● **Exercise aim**:
Each line below needs to be returned exactly. Skip any picture.

● **Supplied data**:
☆ ☆ ☆
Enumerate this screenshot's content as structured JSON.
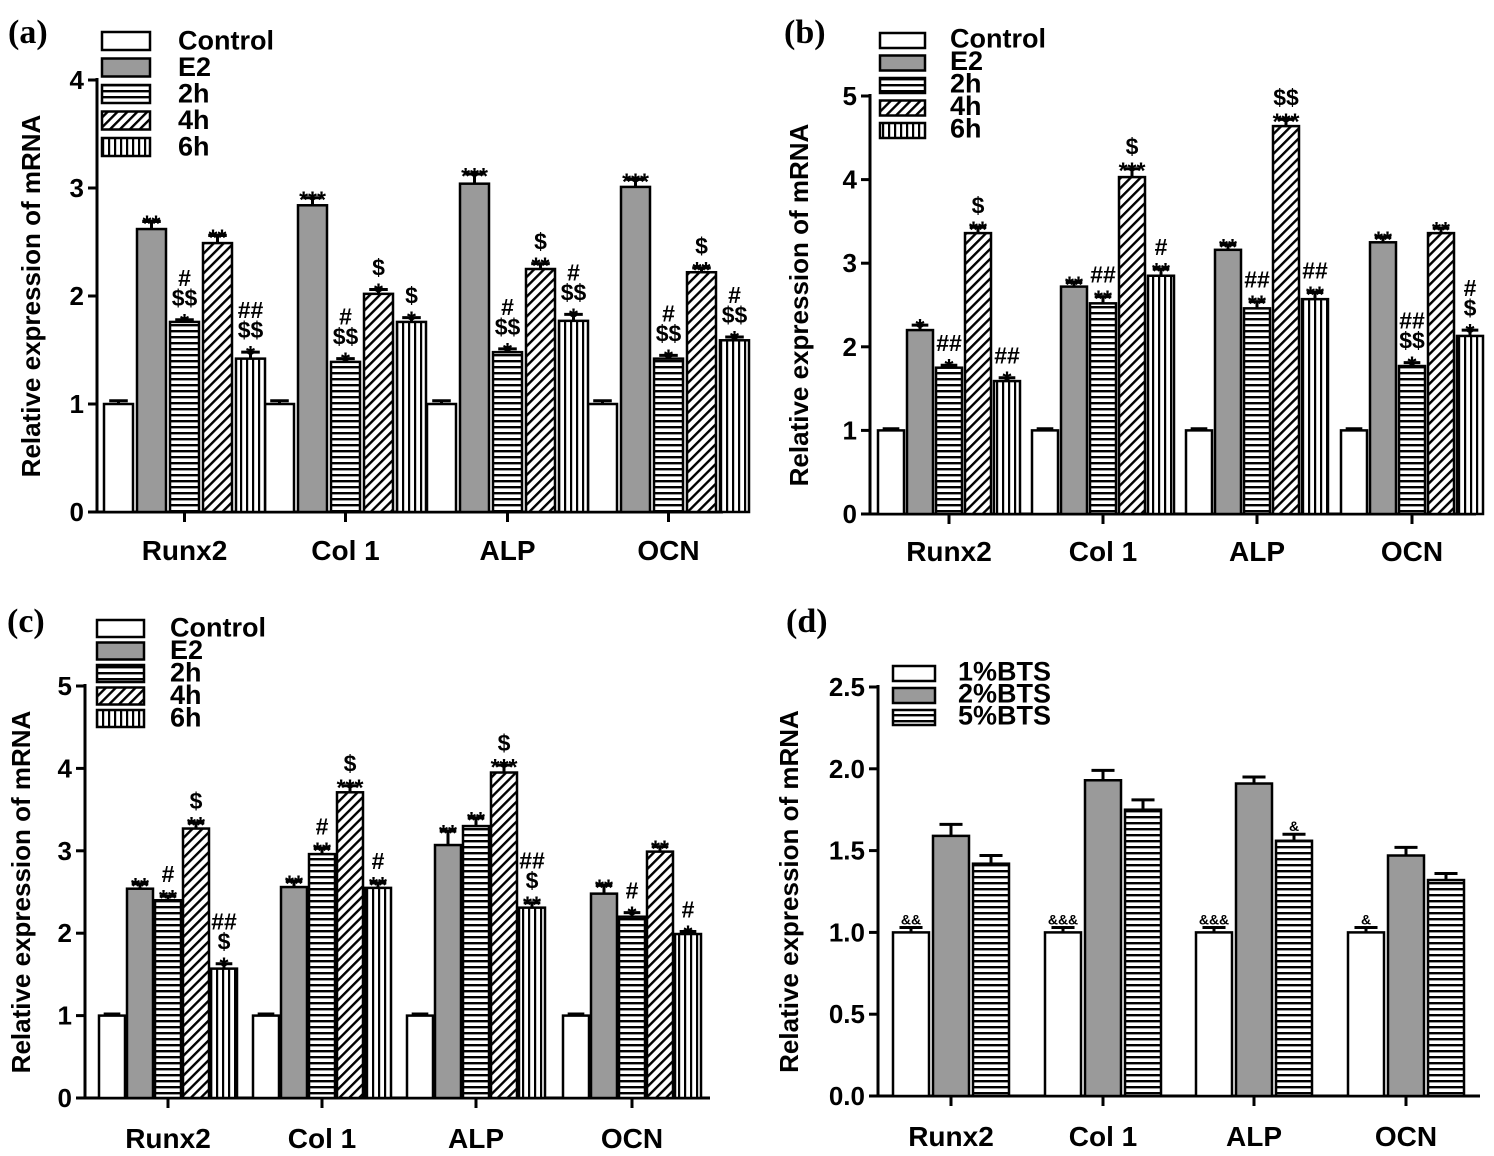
{
  "styles": {
    "Control": "white",
    "E2": "gray",
    "2h": "hlines",
    "4h": "diag",
    "6h": "vlines",
    "1%BTS": "white",
    "2%BTS": "gray",
    "5%BTS": "hlines"
  },
  "colors": {
    "gray": "#9a9a9a",
    "stroke": "#000000",
    "background": "#ffffff"
  },
  "chart_data": [
    {
      "panel": "(a)",
      "type": "bar",
      "ylabel": "Relative expression of mRNA",
      "ylim": [
        0,
        4
      ],
      "yticks": [
        "0",
        "1",
        "2",
        "3",
        "4"
      ],
      "categories": [
        "Runx2",
        "Col 1",
        "ALP",
        "OCN"
      ],
      "series": [
        {
          "name": "Control",
          "values": [
            1.0,
            1.0,
            1.0,
            1.0
          ],
          "errors": [
            0.03,
            0.03,
            0.03,
            0.03
          ],
          "annotations": [
            [],
            [],
            [],
            []
          ]
        },
        {
          "name": "E2",
          "values": [
            2.62,
            2.84,
            3.04,
            3.01
          ],
          "errors": [
            0.07,
            0.07,
            0.09,
            0.07
          ],
          "annotations": [
            [
              "**"
            ],
            [
              "***"
            ],
            [
              "***"
            ],
            [
              "***"
            ]
          ]
        },
        {
          "name": "2h",
          "values": [
            1.76,
            1.39,
            1.48,
            1.42
          ],
          "errors": [
            0.02,
            0.03,
            0.03,
            0.03
          ],
          "annotations": [
            [
              "#",
              "$$",
              "*"
            ],
            [
              "#",
              "$$",
              "*"
            ],
            [
              "#",
              "$$",
              "*"
            ],
            [
              "#",
              "$$",
              "*"
            ]
          ]
        },
        {
          "name": "4h",
          "values": [
            2.49,
            2.02,
            2.25,
            2.22
          ],
          "errors": [
            0.07,
            0.04,
            0.05,
            0.04
          ],
          "annotations": [
            [
              "**"
            ],
            [
              "$",
              "*"
            ],
            [
              "$",
              "**"
            ],
            [
              "$",
              "**"
            ]
          ]
        },
        {
          "name": "6h",
          "values": [
            1.42,
            1.76,
            1.77,
            1.59
          ],
          "errors": [
            0.06,
            0.04,
            0.06,
            0.03
          ],
          "annotations": [
            [
              "##",
              "$$",
              "*"
            ],
            [
              "$",
              "*"
            ],
            [
              "#",
              "$$",
              "*"
            ],
            [
              "#",
              "$$",
              "*"
            ]
          ]
        }
      ]
    },
    {
      "panel": "(b)",
      "type": "bar",
      "ylabel": "Relative expression of mRNA",
      "ylim": [
        0,
        5
      ],
      "yticks": [
        "0",
        "1",
        "2",
        "3",
        "4",
        "5"
      ],
      "categories": [
        "Runx2",
        "Col 1",
        "ALP",
        "OCN"
      ],
      "series": [
        {
          "name": "Control",
          "values": [
            1.0,
            1.0,
            1.0,
            1.0
          ],
          "errors": [
            0.02,
            0.02,
            0.02,
            0.02
          ],
          "annotations": [
            [],
            [],
            [],
            []
          ]
        },
        {
          "name": "E2",
          "values": [
            2.2,
            2.72,
            3.16,
            3.25
          ],
          "errors": [
            0.06,
            0.05,
            0.06,
            0.06
          ],
          "annotations": [
            [
              "*"
            ],
            [
              "**"
            ],
            [
              "**"
            ],
            [
              "**"
            ]
          ]
        },
        {
          "name": "2h",
          "values": [
            1.75,
            2.52,
            2.46,
            1.77
          ],
          "errors": [
            0.03,
            0.08,
            0.08,
            0.04
          ],
          "annotations": [
            [
              "##",
              "*"
            ],
            [
              "##",
              "**"
            ],
            [
              "##",
              "**"
            ],
            [
              "##",
              "$$",
              "*"
            ]
          ]
        },
        {
          "name": "4h",
          "values": [
            3.36,
            4.03,
            4.64,
            3.36
          ],
          "errors": [
            0.07,
            0.1,
            0.08,
            0.06
          ],
          "annotations": [
            [
              "$",
              "**"
            ],
            [
              "$",
              "***"
            ],
            [
              "$$",
              "***"
            ],
            [
              "**"
            ]
          ]
        },
        {
          "name": "6h",
          "values": [
            1.59,
            2.85,
            2.57,
            2.13
          ],
          "errors": [
            0.04,
            0.08,
            0.08,
            0.07
          ],
          "annotations": [
            [
              "##",
              "*"
            ],
            [
              "#",
              "**"
            ],
            [
              "##",
              "**"
            ],
            [
              "#",
              "$",
              "*"
            ]
          ]
        }
      ]
    },
    {
      "panel": "(c)",
      "type": "bar",
      "ylabel": "Relative expression of mRNA",
      "ylim": [
        0,
        5
      ],
      "yticks": [
        "0",
        "1",
        "2",
        "3",
        "4",
        "5"
      ],
      "categories": [
        "Runx2",
        "Col 1",
        "ALP",
        "OCN"
      ],
      "series": [
        {
          "name": "Control",
          "values": [
            1.0,
            1.0,
            1.0,
            1.0
          ],
          "errors": [
            0.02,
            0.02,
            0.02,
            0.02
          ],
          "annotations": [
            [],
            [],
            [],
            []
          ]
        },
        {
          "name": "E2",
          "values": [
            2.54,
            2.56,
            3.07,
            2.48
          ],
          "errors": [
            0.06,
            0.07,
            0.17,
            0.1
          ],
          "annotations": [
            [
              "**"
            ],
            [
              "**"
            ],
            [
              "**"
            ],
            [
              "**"
            ]
          ]
        },
        {
          "name": "2h",
          "values": [
            2.4,
            2.96,
            3.3,
            2.2
          ],
          "errors": [
            0.05,
            0.07,
            0.1,
            0.05
          ],
          "annotations": [
            [
              "#",
              "**"
            ],
            [
              "#",
              "**"
            ],
            [
              "**"
            ],
            [
              "#",
              "*"
            ]
          ]
        },
        {
          "name": "4h",
          "values": [
            3.27,
            3.71,
            3.95,
            2.99
          ],
          "errors": [
            0.07,
            0.08,
            0.09,
            0.06
          ],
          "annotations": [
            [
              "$",
              "**"
            ],
            [
              "$",
              "***"
            ],
            [
              "$",
              "***"
            ],
            [
              "**"
            ]
          ]
        },
        {
          "name": "6h",
          "values": [
            1.57,
            2.55,
            2.31,
            1.99
          ],
          "errors": [
            0.06,
            0.06,
            0.06,
            0.03
          ],
          "annotations": [
            [
              "##",
              "$",
              "*"
            ],
            [
              "#",
              "**"
            ],
            [
              "##",
              "$",
              "**"
            ],
            [
              "#",
              "*"
            ]
          ]
        }
      ]
    },
    {
      "panel": "(d)",
      "type": "bar",
      "ylabel": "Relative expression of mRNA",
      "ylim": [
        0,
        2.5
      ],
      "yticks": [
        "0.0",
        "0.5",
        "1.0",
        "1.5",
        "2.0",
        "2.5"
      ],
      "categories": [
        "Runx2",
        "Col 1",
        "ALP",
        "OCN"
      ],
      "series": [
        {
          "name": "1%BTS",
          "values": [
            1.0,
            1.0,
            1.0,
            1.0
          ],
          "errors": [
            0.03,
            0.03,
            0.03,
            0.03
          ],
          "annotations": [
            [
              "&&"
            ],
            [
              "&&&"
            ],
            [
              "&&&"
            ],
            [
              "&"
            ]
          ]
        },
        {
          "name": "2%BTS",
          "values": [
            1.59,
            1.93,
            1.91,
            1.47
          ],
          "errors": [
            0.07,
            0.06,
            0.04,
            0.05
          ],
          "annotations": [
            [],
            [],
            [],
            []
          ]
        },
        {
          "name": "5%BTS",
          "values": [
            1.42,
            1.75,
            1.56,
            1.32
          ],
          "errors": [
            0.05,
            0.06,
            0.04,
            0.04
          ],
          "annotations": [
            [],
            [],
            [
              "&"
            ],
            []
          ]
        }
      ]
    }
  ]
}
☆ ☆ ☆
● **Answer**:
Enumerate this screenshot's content as structured JSON.
{
  "styles": {
    "Control": "white",
    "E2": "gray",
    "2h": "hlines",
    "4h": "diag",
    "6h": "vlines",
    "1%BTS": "white",
    "2%BTS": "gray",
    "5%BTS": "hlines"
  },
  "colors": {
    "gray": "#9a9a9a",
    "stroke": "#000000",
    "background": "#ffffff"
  },
  "chart_data": [
    {
      "panel": "(a)",
      "type": "bar",
      "ylabel": "Relative expression of mRNA",
      "ylim": [
        0,
        4
      ],
      "yticks": [
        "0",
        "1",
        "2",
        "3",
        "4"
      ],
      "categories": [
        "Runx2",
        "Col 1",
        "ALP",
        "OCN"
      ],
      "series": [
        {
          "name": "Control",
          "values": [
            1.0,
            1.0,
            1.0,
            1.0
          ],
          "errors": [
            0.03,
            0.03,
            0.03,
            0.03
          ],
          "annotations": [
            [],
            [],
            [],
            []
          ]
        },
        {
          "name": "E2",
          "values": [
            2.62,
            2.84,
            3.04,
            3.01
          ],
          "errors": [
            0.07,
            0.07,
            0.09,
            0.07
          ],
          "annotations": [
            [
              "**"
            ],
            [
              "***"
            ],
            [
              "***"
            ],
            [
              "***"
            ]
          ]
        },
        {
          "name": "2h",
          "values": [
            1.76,
            1.39,
            1.48,
            1.42
          ],
          "errors": [
            0.02,
            0.03,
            0.03,
            0.03
          ],
          "annotations": [
            [
              "#",
              "$$",
              "*"
            ],
            [
              "#",
              "$$",
              "*"
            ],
            [
              "#",
              "$$",
              "*"
            ],
            [
              "#",
              "$$",
              "*"
            ]
          ]
        },
        {
          "name": "4h",
          "values": [
            2.49,
            2.02,
            2.25,
            2.22
          ],
          "errors": [
            0.07,
            0.04,
            0.05,
            0.04
          ],
          "annotations": [
            [
              "**"
            ],
            [
              "$",
              "*"
            ],
            [
              "$",
              "**"
            ],
            [
              "$",
              "**"
            ]
          ]
        },
        {
          "name": "6h",
          "values": [
            1.42,
            1.76,
            1.77,
            1.59
          ],
          "errors": [
            0.06,
            0.04,
            0.06,
            0.03
          ],
          "annotations": [
            [
              "##",
              "$$",
              "*"
            ],
            [
              "$",
              "*"
            ],
            [
              "#",
              "$$",
              "*"
            ],
            [
              "#",
              "$$",
              "*"
            ]
          ]
        }
      ]
    },
    {
      "panel": "(b)",
      "type": "bar",
      "ylabel": "Relative expression of mRNA",
      "ylim": [
        0,
        5
      ],
      "yticks": [
        "0",
        "1",
        "2",
        "3",
        "4",
        "5"
      ],
      "categories": [
        "Runx2",
        "Col 1",
        "ALP",
        "OCN"
      ],
      "series": [
        {
          "name": "Control",
          "values": [
            1.0,
            1.0,
            1.0,
            1.0
          ],
          "errors": [
            0.02,
            0.02,
            0.02,
            0.02
          ],
          "annotations": [
            [],
            [],
            [],
            []
          ]
        },
        {
          "name": "E2",
          "values": [
            2.2,
            2.72,
            3.16,
            3.25
          ],
          "errors": [
            0.06,
            0.05,
            0.06,
            0.06
          ],
          "annotations": [
            [
              "*"
            ],
            [
              "**"
            ],
            [
              "**"
            ],
            [
              "**"
            ]
          ]
        },
        {
          "name": "2h",
          "values": [
            1.75,
            2.52,
            2.46,
            1.77
          ],
          "errors": [
            0.03,
            0.08,
            0.08,
            0.04
          ],
          "annotations": [
            [
              "##",
              "*"
            ],
            [
              "##",
              "**"
            ],
            [
              "##",
              "**"
            ],
            [
              "##",
              "$$",
              "*"
            ]
          ]
        },
        {
          "name": "4h",
          "values": [
            3.36,
            4.03,
            4.64,
            3.36
          ],
          "errors": [
            0.07,
            0.1,
            0.08,
            0.06
          ],
          "annotations": [
            [
              "$",
              "**"
            ],
            [
              "$",
              "***"
            ],
            [
              "$$",
              "***"
            ],
            [
              "**"
            ]
          ]
        },
        {
          "name": "6h",
          "values": [
            1.59,
            2.85,
            2.57,
            2.13
          ],
          "errors": [
            0.04,
            0.08,
            0.08,
            0.07
          ],
          "annotations": [
            [
              "##",
              "*"
            ],
            [
              "#",
              "**"
            ],
            [
              "##",
              "**"
            ],
            [
              "#",
              "$",
              "*"
            ]
          ]
        }
      ]
    },
    {
      "panel": "(c)",
      "type": "bar",
      "ylabel": "Relative expression of mRNA",
      "ylim": [
        0,
        5
      ],
      "yticks": [
        "0",
        "1",
        "2",
        "3",
        "4",
        "5"
      ],
      "categories": [
        "Runx2",
        "Col 1",
        "ALP",
        "OCN"
      ],
      "series": [
        {
          "name": "Control",
          "values": [
            1.0,
            1.0,
            1.0,
            1.0
          ],
          "errors": [
            0.02,
            0.02,
            0.02,
            0.02
          ],
          "annotations": [
            [],
            [],
            [],
            []
          ]
        },
        {
          "name": "E2",
          "values": [
            2.54,
            2.56,
            3.07,
            2.48
          ],
          "errors": [
            0.06,
            0.07,
            0.17,
            0.1
          ],
          "annotations": [
            [
              "**"
            ],
            [
              "**"
            ],
            [
              "**"
            ],
            [
              "**"
            ]
          ]
        },
        {
          "name": "2h",
          "values": [
            2.4,
            2.96,
            3.3,
            2.2
          ],
          "errors": [
            0.05,
            0.07,
            0.1,
            0.05
          ],
          "annotations": [
            [
              "#",
              "**"
            ],
            [
              "#",
              "**"
            ],
            [
              "**"
            ],
            [
              "#",
              "*"
            ]
          ]
        },
        {
          "name": "4h",
          "values": [
            3.27,
            3.71,
            3.95,
            2.99
          ],
          "errors": [
            0.07,
            0.08,
            0.09,
            0.06
          ],
          "annotations": [
            [
              "$",
              "**"
            ],
            [
              "$",
              "***"
            ],
            [
              "$",
              "***"
            ],
            [
              "**"
            ]
          ]
        },
        {
          "name": "6h",
          "values": [
            1.57,
            2.55,
            2.31,
            1.99
          ],
          "errors": [
            0.06,
            0.06,
            0.06,
            0.03
          ],
          "annotations": [
            [
              "##",
              "$",
              "*"
            ],
            [
              "#",
              "**"
            ],
            [
              "##",
              "$",
              "**"
            ],
            [
              "#",
              "*"
            ]
          ]
        }
      ]
    },
    {
      "panel": "(d)",
      "type": "bar",
      "ylabel": "Relative expression of mRNA",
      "ylim": [
        0,
        2.5
      ],
      "yticks": [
        "0.0",
        "0.5",
        "1.0",
        "1.5",
        "2.0",
        "2.5"
      ],
      "categories": [
        "Runx2",
        "Col 1",
        "ALP",
        "OCN"
      ],
      "series": [
        {
          "name": "1%BTS",
          "values": [
            1.0,
            1.0,
            1.0,
            1.0
          ],
          "errors": [
            0.03,
            0.03,
            0.03,
            0.03
          ],
          "annotations": [
            [
              "&&"
            ],
            [
              "&&&"
            ],
            [
              "&&&"
            ],
            [
              "&"
            ]
          ]
        },
        {
          "name": "2%BTS",
          "values": [
            1.59,
            1.93,
            1.91,
            1.47
          ],
          "errors": [
            0.07,
            0.06,
            0.04,
            0.05
          ],
          "annotations": [
            [],
            [],
            [],
            []
          ]
        },
        {
          "name": "5%BTS",
          "values": [
            1.42,
            1.75,
            1.56,
            1.32
          ],
          "errors": [
            0.05,
            0.06,
            0.04,
            0.04
          ],
          "annotations": [
            [],
            [],
            [
              "&"
            ],
            []
          ]
        }
      ]
    }
  ]
}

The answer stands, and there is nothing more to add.